▶ _Exercise instructions_: In the entries below, find every line with "relax" and copy it.

====== Record extracts ======

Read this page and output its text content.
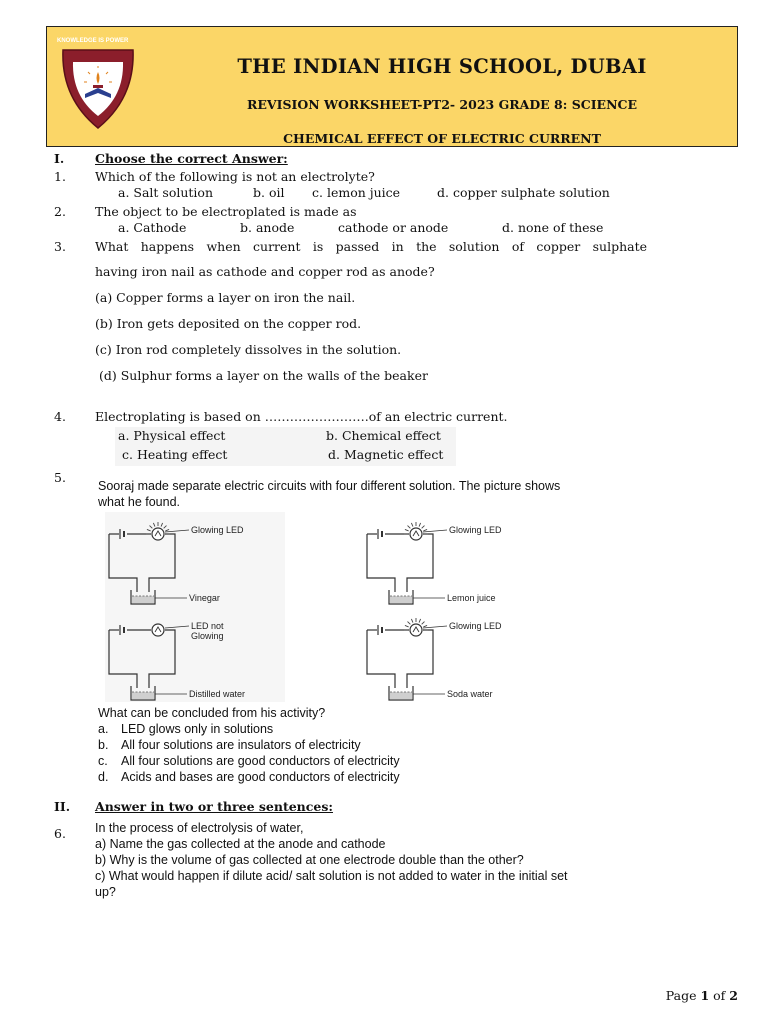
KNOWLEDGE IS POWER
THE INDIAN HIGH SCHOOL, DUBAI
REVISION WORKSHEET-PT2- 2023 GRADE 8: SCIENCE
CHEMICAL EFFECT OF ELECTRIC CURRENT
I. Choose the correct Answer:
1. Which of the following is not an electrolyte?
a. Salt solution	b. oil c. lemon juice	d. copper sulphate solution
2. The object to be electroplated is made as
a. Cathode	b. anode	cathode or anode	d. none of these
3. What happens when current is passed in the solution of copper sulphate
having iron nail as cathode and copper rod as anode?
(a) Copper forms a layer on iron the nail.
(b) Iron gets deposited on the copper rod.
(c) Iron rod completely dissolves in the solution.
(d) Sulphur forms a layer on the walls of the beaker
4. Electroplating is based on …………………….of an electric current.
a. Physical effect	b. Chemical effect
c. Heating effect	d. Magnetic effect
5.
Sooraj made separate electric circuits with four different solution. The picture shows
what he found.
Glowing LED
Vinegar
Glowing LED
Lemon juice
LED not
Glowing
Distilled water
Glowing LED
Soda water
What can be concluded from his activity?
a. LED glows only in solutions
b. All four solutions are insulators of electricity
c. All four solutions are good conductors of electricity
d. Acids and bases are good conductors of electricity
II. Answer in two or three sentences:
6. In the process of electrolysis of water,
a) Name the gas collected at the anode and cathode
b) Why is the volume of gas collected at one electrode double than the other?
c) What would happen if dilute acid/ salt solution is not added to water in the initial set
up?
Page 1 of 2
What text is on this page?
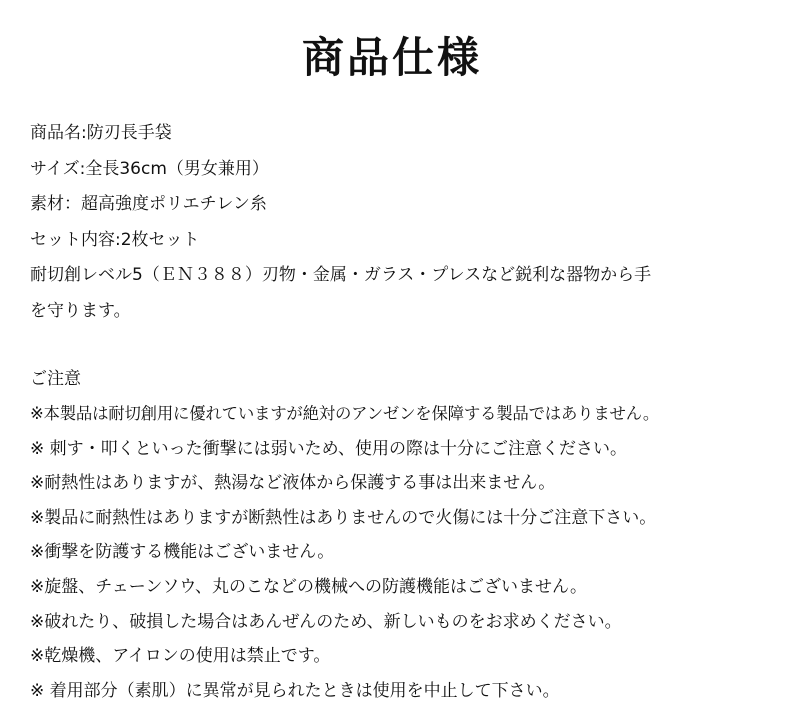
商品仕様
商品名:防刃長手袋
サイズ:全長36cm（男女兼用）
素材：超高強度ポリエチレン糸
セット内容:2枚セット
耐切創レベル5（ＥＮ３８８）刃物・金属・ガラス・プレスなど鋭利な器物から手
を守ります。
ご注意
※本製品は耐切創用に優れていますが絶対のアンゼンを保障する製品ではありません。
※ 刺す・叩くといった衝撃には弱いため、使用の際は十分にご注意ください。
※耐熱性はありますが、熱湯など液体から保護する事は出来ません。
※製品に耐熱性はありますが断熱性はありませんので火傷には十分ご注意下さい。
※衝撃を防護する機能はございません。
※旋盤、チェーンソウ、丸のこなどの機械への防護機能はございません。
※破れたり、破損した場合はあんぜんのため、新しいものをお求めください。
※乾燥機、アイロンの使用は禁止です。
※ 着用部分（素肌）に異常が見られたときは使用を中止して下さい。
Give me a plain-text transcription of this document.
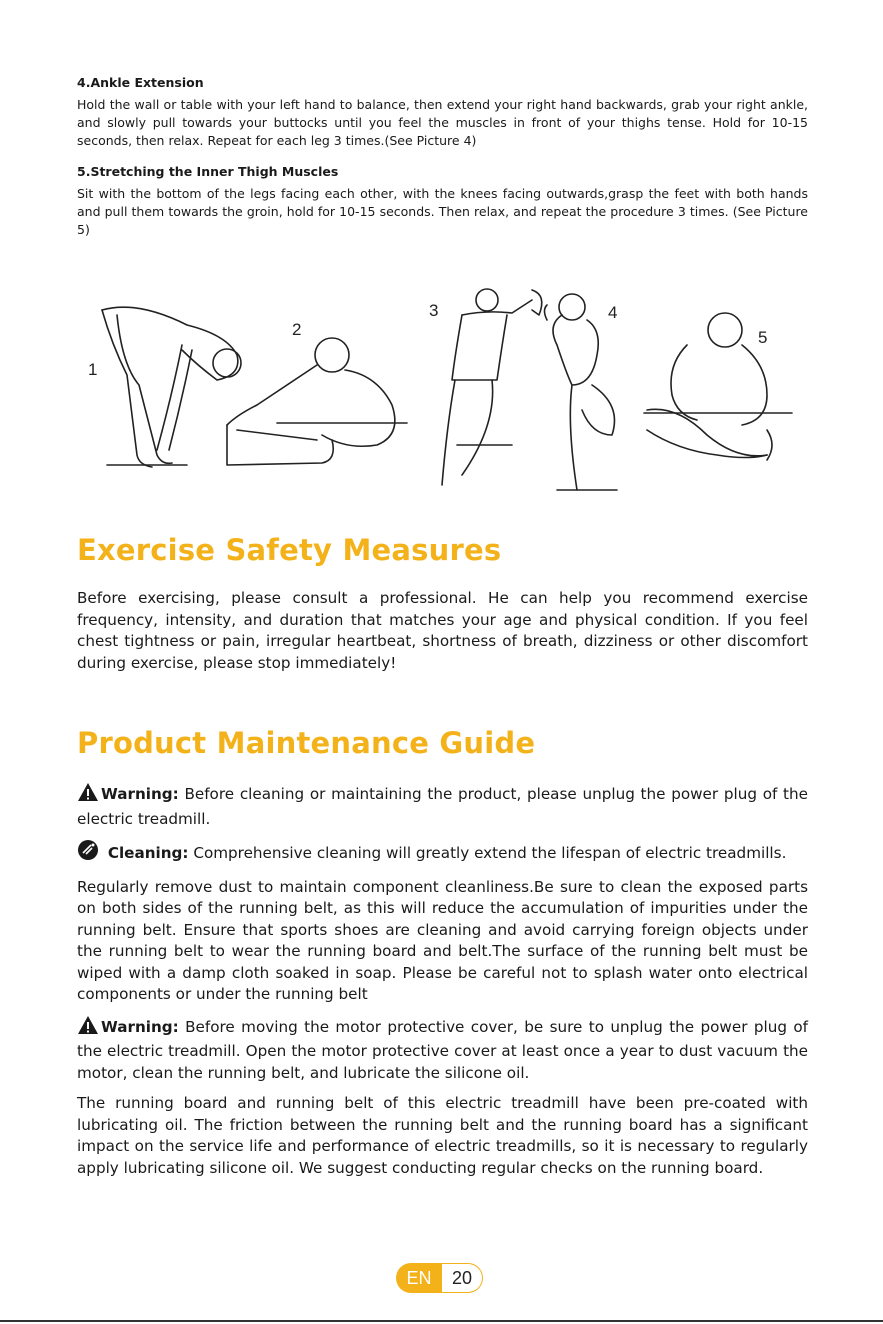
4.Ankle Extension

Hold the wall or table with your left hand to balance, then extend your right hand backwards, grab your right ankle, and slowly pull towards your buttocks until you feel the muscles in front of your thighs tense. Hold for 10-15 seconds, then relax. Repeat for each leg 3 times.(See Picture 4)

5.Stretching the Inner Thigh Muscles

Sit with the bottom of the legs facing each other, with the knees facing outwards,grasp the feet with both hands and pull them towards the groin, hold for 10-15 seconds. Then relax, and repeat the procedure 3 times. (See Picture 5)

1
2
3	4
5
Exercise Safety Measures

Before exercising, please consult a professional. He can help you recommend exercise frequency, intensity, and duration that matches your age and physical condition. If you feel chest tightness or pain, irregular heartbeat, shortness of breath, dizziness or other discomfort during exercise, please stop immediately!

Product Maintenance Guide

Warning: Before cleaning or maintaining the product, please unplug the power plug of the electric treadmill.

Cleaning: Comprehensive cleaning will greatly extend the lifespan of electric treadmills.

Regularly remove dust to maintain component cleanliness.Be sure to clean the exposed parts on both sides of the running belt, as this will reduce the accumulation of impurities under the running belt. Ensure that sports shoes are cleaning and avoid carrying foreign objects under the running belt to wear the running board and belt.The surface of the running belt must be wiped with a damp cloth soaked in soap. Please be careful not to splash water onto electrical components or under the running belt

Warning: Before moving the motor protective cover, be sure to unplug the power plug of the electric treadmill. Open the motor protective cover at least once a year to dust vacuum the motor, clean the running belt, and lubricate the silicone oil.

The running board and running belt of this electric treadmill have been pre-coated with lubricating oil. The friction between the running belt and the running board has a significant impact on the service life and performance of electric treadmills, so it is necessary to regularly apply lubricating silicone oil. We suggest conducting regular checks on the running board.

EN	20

======
====== Record extracts ======

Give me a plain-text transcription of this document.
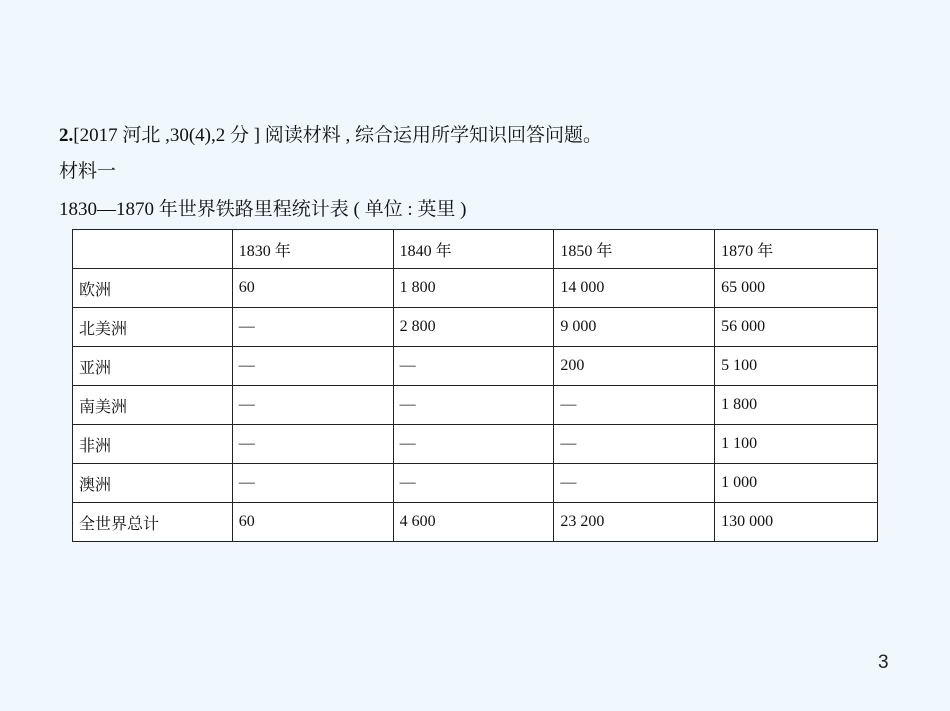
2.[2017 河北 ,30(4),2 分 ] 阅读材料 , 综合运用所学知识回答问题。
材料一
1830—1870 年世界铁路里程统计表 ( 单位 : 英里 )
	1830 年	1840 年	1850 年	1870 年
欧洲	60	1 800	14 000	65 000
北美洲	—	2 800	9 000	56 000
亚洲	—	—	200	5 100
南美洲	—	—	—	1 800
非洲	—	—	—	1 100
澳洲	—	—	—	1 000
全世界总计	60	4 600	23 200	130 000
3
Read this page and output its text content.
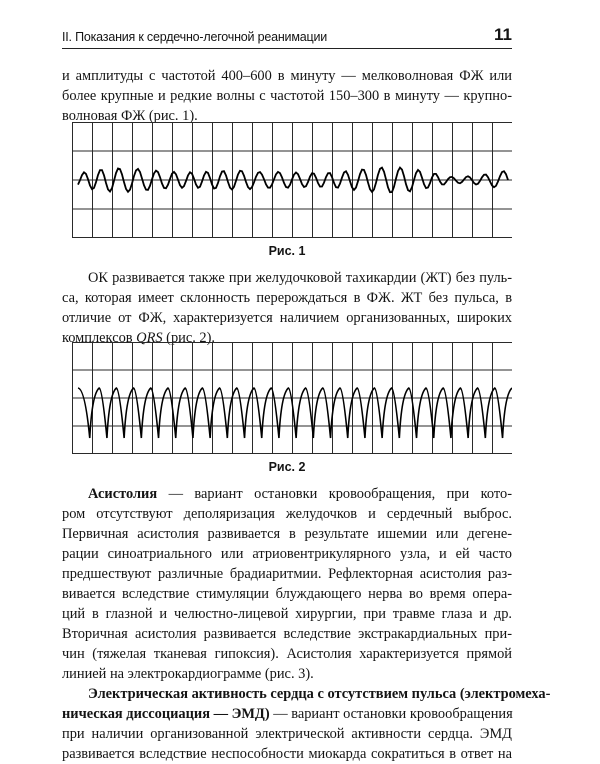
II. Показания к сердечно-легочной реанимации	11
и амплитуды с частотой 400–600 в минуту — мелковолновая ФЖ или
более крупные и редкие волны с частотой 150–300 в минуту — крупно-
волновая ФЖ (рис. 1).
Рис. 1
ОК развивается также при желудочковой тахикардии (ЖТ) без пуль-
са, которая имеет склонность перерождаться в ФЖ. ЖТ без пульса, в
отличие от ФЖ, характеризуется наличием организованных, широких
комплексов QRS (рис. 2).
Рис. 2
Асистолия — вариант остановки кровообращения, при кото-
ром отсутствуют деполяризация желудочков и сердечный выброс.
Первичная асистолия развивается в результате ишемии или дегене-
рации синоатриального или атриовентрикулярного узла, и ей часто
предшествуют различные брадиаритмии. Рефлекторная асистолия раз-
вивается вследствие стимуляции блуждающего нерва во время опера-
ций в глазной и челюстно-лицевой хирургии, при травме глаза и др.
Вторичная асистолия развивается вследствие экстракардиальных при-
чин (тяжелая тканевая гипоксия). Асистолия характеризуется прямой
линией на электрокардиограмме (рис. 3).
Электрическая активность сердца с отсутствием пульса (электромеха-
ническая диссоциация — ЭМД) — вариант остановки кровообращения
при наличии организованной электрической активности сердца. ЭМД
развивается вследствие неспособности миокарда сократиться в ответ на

======
====== Record extracts ======

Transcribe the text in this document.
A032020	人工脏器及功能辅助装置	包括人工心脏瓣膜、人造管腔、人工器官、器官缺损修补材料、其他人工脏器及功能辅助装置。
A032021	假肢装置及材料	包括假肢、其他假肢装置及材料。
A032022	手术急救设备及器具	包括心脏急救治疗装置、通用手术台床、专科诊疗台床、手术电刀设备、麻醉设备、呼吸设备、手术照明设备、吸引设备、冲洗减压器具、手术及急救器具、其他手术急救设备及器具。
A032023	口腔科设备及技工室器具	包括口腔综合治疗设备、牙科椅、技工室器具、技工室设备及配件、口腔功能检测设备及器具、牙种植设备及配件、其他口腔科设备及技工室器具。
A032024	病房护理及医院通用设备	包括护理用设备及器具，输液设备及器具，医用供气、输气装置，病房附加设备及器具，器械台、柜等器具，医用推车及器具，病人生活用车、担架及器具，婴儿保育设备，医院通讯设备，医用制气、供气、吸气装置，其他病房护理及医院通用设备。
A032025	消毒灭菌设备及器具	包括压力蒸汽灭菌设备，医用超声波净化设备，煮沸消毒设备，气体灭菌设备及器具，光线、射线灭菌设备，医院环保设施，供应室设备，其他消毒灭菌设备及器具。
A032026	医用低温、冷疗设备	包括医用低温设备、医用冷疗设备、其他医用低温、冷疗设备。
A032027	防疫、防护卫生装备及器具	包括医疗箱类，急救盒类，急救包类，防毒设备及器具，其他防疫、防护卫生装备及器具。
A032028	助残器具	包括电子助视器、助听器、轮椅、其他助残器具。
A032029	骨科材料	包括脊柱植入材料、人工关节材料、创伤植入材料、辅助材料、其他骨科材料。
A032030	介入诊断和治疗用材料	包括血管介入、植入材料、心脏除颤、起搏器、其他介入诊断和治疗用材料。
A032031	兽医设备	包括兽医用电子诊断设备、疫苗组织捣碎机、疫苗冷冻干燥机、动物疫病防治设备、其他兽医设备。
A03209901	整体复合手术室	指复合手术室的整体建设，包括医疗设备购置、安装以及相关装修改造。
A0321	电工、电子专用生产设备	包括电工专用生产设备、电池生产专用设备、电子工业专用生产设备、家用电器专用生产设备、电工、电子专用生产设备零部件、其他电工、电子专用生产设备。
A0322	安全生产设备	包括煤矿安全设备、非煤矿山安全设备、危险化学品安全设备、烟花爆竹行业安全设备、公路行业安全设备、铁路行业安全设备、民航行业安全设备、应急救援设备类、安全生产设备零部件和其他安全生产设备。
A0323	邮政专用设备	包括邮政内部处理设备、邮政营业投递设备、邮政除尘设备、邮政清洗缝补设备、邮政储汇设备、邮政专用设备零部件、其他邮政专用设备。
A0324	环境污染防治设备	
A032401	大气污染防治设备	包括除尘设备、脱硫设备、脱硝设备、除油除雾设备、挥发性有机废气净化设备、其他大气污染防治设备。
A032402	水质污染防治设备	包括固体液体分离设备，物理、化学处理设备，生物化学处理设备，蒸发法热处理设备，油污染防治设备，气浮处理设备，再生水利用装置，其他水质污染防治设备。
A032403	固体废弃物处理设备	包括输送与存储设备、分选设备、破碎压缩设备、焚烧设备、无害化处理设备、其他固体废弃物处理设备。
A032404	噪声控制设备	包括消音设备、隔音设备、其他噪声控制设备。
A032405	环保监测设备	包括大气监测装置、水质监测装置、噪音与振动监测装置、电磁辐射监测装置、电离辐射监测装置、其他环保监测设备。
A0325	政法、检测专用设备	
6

======

▶ _Task result_:
Hold the wall or table with your left hand to balance, then extend your right hand backwards, grab your right ankle, and slowly pull towards your buttocks until you feel the muscles in front of your thighs tense. Hold for 10-15 seconds, then relax. Repeat for each leg 3 times.(See Picture 4)
Sit with the bottom of the legs facing each other, with the knees facing outwards,grasp the feet with both hands and pull them towards the groin, hold for 10-15 seconds. Then relax, and repeat the procedure 3 times. (See Picture 5)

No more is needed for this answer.